## CONSEGNE DELL'ESERCIZIO
A - Secondo il testo sui Pixies, quale nome d'arte usa Kim Deal?
B - Prosegui il testo sui Pixies a partire dall'ultima frase riportata.

## BLOCCO DI TESTO
__________________________________________________

1.) Intro, cioè “beside” the Pixies.

La miglior medicina contro l’hegelismo? I Pixies. Il miglior neurolettico contro i disturbi depressivi cronici? Sempre i Pixies di Boston, Massachusetts (quello “sputtanato” dai giovani Bee Gees nel ’67).

2.) La band, ovvero i fantastici quattro.

Black Fancis, voce e chitarra, leader indiscusso, all’anagrafe Charles Michael Kitridge Thompson IV; cosa vuol dire avere un frontman “ciccione” a dispetto delle mode… rivoluzione, sberleffo? Acuto come un’aquila e pingue come un grosso merlo. Canto urlato, sgraziato, urticante, esercita autentica brutalità nei ritornelli, finanche all’urlo bestiale, efferato e lancinante. Cagiona il bailamme proprio a partire dalle melodie più semplici e lineari. Il suo motto, con ogni probabilità, è “Deliro o son desto?”. Scrive tutte le canzoni. Si farà chiamare Frank Black.

Kim Deal, basso e seconda voce, nome d'arte Mrs. John Murphy. Bassista straordinaria, interessata ad Hüsker Dü e Peter, Paul and Mary; ha bellissime armonie vocali, una ninfa che fa da contraltare al declamare enfatico, tronfio, a volte serioso, più spesso folle ed atroce di Francis (non alienante, ma selvaggio e primitivo). Lei è il contrario di lui. L’alter ego vocale. Graziosa, abbacinante. Una amabile collegiale dal canto vagamente melenso e voluttuoso.

David Loverling, batterista talentuoso, a tempo pieno al servizio dell’impellenza, martellante, febbrile, sfrenato, fautore di una percussività al cardiopalmo, tra cadenze velocissime e tratti marziali.

__________________________________________________

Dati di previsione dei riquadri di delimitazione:

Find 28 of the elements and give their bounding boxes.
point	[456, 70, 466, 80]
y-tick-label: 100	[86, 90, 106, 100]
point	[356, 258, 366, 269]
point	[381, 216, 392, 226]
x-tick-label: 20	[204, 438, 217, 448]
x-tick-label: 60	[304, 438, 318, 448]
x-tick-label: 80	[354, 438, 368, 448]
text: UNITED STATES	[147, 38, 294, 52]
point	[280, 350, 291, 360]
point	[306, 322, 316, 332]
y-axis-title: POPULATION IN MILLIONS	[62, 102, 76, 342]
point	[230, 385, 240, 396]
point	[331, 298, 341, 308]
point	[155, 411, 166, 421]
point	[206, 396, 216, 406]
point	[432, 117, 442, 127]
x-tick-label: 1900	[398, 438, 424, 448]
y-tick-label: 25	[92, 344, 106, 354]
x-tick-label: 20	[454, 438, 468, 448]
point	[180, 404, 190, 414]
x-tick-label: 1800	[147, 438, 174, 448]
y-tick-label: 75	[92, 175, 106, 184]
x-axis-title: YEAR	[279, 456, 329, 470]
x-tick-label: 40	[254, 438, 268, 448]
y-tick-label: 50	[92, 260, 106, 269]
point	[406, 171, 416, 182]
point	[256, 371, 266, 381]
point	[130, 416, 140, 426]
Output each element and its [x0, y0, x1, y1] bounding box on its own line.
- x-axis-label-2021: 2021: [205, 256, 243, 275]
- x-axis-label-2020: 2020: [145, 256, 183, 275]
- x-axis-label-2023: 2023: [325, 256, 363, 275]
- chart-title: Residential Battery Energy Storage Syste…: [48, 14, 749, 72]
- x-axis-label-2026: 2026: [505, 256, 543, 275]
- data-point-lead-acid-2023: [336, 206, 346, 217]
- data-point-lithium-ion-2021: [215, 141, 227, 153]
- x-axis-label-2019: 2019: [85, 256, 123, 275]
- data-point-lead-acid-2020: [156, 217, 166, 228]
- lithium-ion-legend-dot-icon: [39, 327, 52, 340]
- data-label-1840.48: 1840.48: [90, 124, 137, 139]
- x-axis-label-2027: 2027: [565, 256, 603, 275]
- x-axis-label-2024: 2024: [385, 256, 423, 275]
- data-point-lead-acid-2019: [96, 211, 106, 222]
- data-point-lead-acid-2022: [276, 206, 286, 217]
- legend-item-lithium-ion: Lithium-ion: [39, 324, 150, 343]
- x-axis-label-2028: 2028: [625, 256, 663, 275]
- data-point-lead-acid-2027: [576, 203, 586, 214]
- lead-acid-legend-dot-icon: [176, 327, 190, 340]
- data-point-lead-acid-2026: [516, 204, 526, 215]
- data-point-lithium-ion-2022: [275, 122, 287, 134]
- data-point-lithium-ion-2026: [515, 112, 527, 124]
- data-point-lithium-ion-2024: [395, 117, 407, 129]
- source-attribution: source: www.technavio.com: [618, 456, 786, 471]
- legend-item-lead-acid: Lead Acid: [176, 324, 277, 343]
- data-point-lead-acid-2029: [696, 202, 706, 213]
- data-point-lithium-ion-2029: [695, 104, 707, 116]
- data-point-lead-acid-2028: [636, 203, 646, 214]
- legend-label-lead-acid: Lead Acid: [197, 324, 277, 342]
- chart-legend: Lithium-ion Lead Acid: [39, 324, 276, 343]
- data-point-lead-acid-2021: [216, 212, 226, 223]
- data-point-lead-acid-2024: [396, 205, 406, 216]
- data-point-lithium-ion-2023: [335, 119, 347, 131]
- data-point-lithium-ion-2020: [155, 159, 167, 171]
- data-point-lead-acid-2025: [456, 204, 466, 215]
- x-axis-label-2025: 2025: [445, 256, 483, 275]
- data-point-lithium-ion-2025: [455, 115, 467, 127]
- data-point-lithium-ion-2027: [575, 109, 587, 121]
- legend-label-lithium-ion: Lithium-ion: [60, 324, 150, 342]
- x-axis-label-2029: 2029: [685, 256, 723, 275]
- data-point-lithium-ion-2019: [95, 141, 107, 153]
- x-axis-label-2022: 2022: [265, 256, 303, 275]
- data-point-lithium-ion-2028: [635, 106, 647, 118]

__________________________________________________

## SOLUZIONI
A - Mrs. John Murphy.

B -
Joey Santiago, chitarrista di origine filippina, ha introdotto Black al Punk e a Bowie. Cruciali per la band la sua elettricità, i suoi muri di suono distorto in movimento, le sue dinamiche alterne, le sue scariche adrenaliniche, la sua poetica disturbata, sferragliante e corriva. Alterna asperità avventate, a un sound allettante e persuasivo, privo di ridondanze e sempre avvincente. Ti seduce, lascia, riprende e porta nell’imprevedibilità e a volte nell’incompiutezza perfettamente rifinita. È sempre spiazzante, di conseguenza sempre nuovo.

3.) La Musica, ossia il nuovo “Pixiessound”.

Riferimenti? Velvet Underground, Stooges, Neil Young, Pere Ubu, Violent Femmes, Gun Club, They Might Be Giants (per lo humor) e i numi tutelary, Hüsker Dü e Peter, Paul and Mary, che ne hanno propiziato la nascita e la vaccinazione. Ma i Pixies sono molto altro. Oltre e lontano.

Fautori di un rock abrasivo, selvaggio, anarchico, scandito da canzoni brevi, complesse e accattivanti, piene di elettricità, ritmo e pulsazioni e naturalmente convulsive. “Canicole stampe sopra scalcinati muri” di suono distorto. Ogni volta che le riascolti, la loro freschezza irriducibile ti fa sembrare che sia la prima volta e la canzone nuova di conio. Tocca lasciarsi raggiungere nelle viscere e farsi muovere non in sogni metafisici, ma nella veglia consapevole, con energia e slancio vitale, che non si asciugano mai, né deperiscono. Ti contagiano squisitamente col loro caos ordinato ma sfuggente, un elisir di eterna giovinezza rock che scorre linfatico ed accendente ed, è certo, rallegrante. Il Rock è spesso scuro, grigio, ossianico, doloroso. Qui affatto: gioia e calore non fanno mai difetto.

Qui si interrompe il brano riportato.